## Problem details:
Will you print the material below without altering a single character?

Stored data
• • • •
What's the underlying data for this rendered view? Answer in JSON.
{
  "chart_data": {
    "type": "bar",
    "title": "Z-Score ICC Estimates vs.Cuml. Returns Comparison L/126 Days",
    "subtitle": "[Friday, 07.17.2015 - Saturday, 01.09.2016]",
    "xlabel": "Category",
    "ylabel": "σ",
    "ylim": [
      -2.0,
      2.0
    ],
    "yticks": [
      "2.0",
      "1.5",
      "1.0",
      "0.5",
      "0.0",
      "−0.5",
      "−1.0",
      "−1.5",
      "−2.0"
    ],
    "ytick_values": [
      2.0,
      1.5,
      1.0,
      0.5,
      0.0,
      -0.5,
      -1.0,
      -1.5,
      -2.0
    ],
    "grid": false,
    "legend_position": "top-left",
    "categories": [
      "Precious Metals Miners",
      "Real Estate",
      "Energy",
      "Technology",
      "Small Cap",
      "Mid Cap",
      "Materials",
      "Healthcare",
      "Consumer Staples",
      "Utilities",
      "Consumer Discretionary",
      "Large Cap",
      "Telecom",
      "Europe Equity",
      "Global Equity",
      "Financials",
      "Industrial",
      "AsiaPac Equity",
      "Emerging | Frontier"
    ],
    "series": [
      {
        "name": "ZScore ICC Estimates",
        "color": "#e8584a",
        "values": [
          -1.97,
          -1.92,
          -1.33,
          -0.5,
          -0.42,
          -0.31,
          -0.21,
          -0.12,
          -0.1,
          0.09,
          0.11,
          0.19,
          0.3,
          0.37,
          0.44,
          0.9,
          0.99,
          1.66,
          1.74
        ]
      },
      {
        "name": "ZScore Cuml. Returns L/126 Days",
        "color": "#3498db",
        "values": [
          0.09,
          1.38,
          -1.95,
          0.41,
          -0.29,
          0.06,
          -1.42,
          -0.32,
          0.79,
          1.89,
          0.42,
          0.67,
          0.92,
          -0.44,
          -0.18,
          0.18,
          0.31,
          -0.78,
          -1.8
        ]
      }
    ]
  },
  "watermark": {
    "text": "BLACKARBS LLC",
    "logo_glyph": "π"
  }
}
• • • •
## Output for this exercise:
What's the underlying data for this rendered view? Answer in JSON.
{
  "chart_data": {
    "type": "bar",
    "title": "Z-Score ICC Estimates vs.Cuml. Returns Comparison L/126 Days",
    "subtitle": "[Friday, 07.17.2015 - Saturday, 01.09.2016]",
    "xlabel": "Category",
    "ylabel": "σ",
    "ylim": [
      -2.0,
      2.0
    ],
    "yticks": [
      "2.0",
      "1.5",
      "1.0",
      "0.5",
      "0.0",
      "−0.5",
      "−1.0",
      "−1.5",
      "−2.0"
    ],
    "ytick_values": [
      2.0,
      1.5,
      1.0,
      0.5,
      0.0,
      -0.5,
      -1.0,
      -1.5,
      -2.0
    ],
    "grid": false,
    "legend_position": "top-left",
    "categories": [
      "Precious Metals Miners",
      "Real Estate",
      "Energy",
      "Technology",
      "Small Cap",
      "Mid Cap",
      "Materials",
      "Healthcare",
      "Consumer Staples",
      "Utilities",
      "Consumer Discretionary",
      "Large Cap",
      "Telecom",
      "Europe Equity",
      "Global Equity",
      "Financials",
      "Industrial",
      "AsiaPac Equity",
      "Emerging | Frontier"
    ],
    "series": [
      {
        "name": "ZScore ICC Estimates",
        "color": "#e8584a",
        "values": [
          -1.97,
          -1.92,
          -1.33,
          -0.5,
          -0.42,
          -0.31,
          -0.21,
          -0.12,
          -0.1,
          0.09,
          0.11,
          0.19,
          0.3,
          0.37,
          0.44,
          0.9,
          0.99,
          1.66,
          1.74
        ]
      },
      {
        "name": "ZScore Cuml. Returns L/126 Days",
        "color": "#3498db",
        "values": [
          0.09,
          1.38,
          -1.95,
          0.41,
          -0.29,
          0.06,
          -1.42,
          -0.32,
          0.79,
          1.89,
          0.42,
          0.67,
          0.92,
          -0.44,
          -0.18,
          0.18,
          0.31,
          -0.78,
          -1.8
        ]
      }
    ]
  },
  "watermark": {
    "text": "BLACKARBS LLC",
    "logo_glyph": "π"
  }
}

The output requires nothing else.